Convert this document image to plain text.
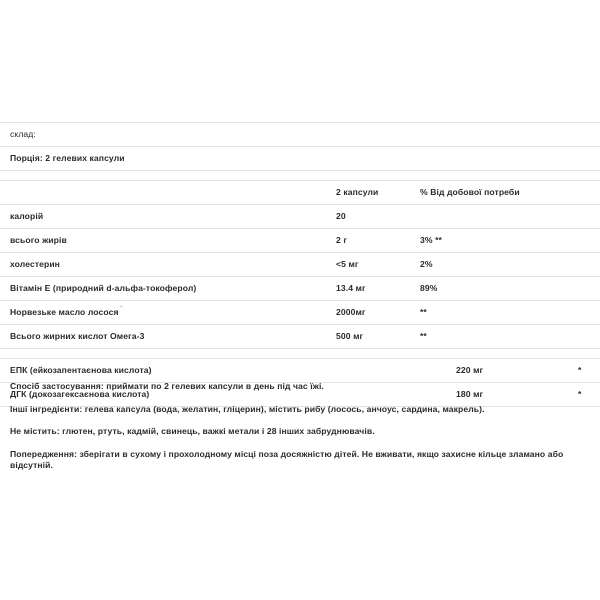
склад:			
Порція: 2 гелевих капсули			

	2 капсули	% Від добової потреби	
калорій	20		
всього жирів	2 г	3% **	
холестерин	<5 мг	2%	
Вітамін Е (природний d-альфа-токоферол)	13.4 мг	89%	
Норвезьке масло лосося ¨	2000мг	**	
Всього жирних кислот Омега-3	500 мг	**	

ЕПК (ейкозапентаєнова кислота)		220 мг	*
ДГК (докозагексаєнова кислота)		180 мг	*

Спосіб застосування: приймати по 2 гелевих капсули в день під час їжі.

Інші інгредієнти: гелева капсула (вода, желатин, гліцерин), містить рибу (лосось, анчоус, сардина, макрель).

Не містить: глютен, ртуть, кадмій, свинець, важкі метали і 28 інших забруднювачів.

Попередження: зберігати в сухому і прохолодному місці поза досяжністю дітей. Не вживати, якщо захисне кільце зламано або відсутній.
────────────────────
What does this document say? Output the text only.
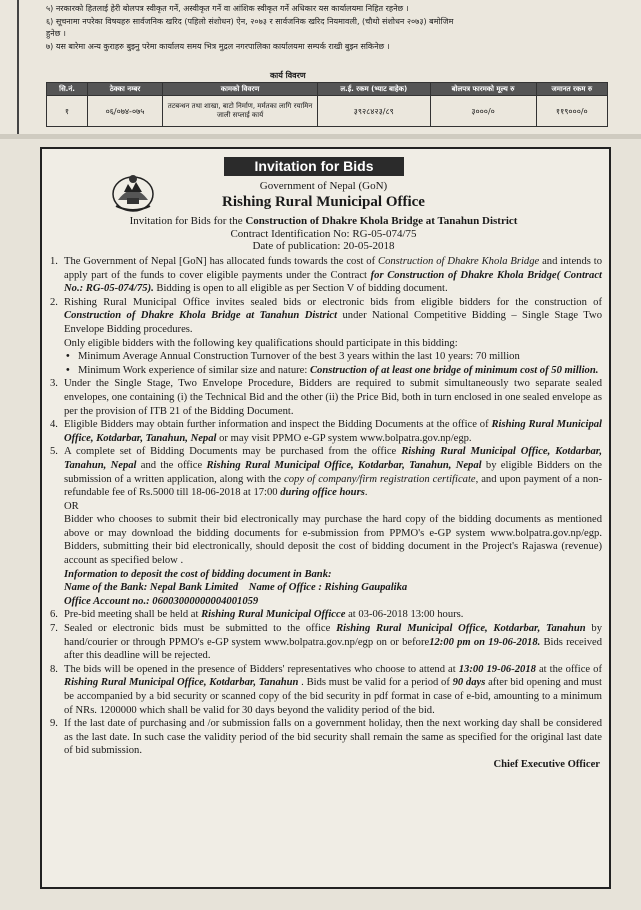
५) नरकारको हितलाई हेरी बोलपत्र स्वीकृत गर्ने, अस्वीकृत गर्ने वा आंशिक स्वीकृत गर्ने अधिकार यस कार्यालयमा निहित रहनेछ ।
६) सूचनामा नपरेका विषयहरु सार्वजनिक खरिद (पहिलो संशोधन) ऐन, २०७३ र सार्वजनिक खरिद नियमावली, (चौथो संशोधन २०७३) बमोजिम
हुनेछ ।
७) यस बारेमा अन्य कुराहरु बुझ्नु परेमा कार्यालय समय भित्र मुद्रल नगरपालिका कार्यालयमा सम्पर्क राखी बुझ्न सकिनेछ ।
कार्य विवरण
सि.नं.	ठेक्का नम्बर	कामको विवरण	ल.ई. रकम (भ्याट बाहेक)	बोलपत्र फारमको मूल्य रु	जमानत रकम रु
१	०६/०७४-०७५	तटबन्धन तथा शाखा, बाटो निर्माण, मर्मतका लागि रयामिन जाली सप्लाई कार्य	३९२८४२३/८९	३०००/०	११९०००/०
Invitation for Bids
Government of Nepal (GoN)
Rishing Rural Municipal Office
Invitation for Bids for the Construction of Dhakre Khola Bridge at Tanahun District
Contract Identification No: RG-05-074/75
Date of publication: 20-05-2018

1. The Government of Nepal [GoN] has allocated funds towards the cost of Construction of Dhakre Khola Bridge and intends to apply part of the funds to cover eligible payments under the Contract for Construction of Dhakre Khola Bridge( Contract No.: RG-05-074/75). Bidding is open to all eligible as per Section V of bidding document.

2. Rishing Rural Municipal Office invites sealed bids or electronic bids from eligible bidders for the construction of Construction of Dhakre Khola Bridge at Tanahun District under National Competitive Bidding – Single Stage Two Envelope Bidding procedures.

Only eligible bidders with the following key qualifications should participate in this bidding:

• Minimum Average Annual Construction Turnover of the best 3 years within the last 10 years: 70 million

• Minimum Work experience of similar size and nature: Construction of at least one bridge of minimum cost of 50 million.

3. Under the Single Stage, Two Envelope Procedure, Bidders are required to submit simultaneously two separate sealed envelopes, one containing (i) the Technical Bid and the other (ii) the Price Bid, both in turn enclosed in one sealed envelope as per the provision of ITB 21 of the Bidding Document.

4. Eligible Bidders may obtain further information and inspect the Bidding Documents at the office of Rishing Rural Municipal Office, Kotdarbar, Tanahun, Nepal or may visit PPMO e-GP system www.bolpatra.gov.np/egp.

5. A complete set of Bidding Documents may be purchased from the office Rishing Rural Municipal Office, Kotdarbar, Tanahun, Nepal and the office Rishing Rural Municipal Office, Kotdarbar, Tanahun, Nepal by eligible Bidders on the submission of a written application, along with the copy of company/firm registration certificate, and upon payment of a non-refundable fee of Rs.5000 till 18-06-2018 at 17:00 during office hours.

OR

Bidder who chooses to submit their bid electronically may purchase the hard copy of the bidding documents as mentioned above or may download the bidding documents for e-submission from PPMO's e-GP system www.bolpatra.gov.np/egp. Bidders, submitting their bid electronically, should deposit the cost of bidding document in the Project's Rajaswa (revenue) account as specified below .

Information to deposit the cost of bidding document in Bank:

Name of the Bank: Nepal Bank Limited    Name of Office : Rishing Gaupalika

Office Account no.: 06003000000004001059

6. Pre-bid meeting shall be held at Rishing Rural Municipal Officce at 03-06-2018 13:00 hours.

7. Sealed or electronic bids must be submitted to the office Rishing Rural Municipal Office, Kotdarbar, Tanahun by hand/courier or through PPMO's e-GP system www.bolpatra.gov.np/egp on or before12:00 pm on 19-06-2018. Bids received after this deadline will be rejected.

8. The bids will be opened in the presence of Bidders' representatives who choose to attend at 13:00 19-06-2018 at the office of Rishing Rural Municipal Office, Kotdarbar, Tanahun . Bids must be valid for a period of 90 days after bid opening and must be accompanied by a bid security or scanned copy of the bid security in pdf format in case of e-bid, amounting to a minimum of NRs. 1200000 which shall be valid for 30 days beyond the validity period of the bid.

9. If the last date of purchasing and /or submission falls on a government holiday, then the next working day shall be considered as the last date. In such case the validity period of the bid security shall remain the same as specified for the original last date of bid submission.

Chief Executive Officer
────────────────────
Gather each line in these records that contains the string "гелевих".

■ **THE SOLUTION**:
Порція: 2 гелевих капсули			
Спосіб застосування: приймати по 2 гелевих капсули в день під час їжі.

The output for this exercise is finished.